[How to complete this task]
Copy each line of the entries that contains the word "label".

··· Provided data ···

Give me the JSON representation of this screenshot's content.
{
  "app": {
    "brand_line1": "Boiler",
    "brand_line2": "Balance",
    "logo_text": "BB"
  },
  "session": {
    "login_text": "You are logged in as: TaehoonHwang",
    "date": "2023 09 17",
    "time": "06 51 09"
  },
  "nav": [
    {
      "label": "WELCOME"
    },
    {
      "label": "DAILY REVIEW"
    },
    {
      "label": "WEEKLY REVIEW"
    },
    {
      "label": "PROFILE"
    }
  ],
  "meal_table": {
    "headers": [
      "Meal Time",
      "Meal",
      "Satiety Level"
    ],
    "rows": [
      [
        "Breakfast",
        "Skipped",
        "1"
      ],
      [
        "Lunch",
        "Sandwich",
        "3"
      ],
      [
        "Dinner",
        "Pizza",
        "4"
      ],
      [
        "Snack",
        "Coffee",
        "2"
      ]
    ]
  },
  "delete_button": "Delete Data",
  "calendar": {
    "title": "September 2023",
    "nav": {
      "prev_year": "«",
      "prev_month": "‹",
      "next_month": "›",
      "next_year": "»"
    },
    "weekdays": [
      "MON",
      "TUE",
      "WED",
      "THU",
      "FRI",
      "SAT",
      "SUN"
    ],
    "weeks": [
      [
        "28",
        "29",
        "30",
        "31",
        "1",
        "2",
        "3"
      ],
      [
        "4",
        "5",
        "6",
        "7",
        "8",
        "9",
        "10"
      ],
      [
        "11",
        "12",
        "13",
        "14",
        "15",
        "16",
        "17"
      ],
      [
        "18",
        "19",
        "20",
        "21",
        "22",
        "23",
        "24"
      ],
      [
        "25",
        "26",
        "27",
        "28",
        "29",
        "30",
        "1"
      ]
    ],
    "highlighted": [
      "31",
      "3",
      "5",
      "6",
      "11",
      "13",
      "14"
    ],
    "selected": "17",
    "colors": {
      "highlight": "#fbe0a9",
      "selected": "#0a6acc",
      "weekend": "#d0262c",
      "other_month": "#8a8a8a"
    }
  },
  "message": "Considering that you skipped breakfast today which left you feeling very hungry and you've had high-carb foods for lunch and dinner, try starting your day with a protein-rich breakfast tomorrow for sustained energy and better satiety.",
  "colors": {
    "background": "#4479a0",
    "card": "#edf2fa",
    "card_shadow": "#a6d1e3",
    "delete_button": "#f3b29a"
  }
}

···

[Solution]
      "label": "WELCOME"
      "label": "DAILY REVIEW"
      "label": "WEEKLY REVIEW"
      "label": "PROFILE"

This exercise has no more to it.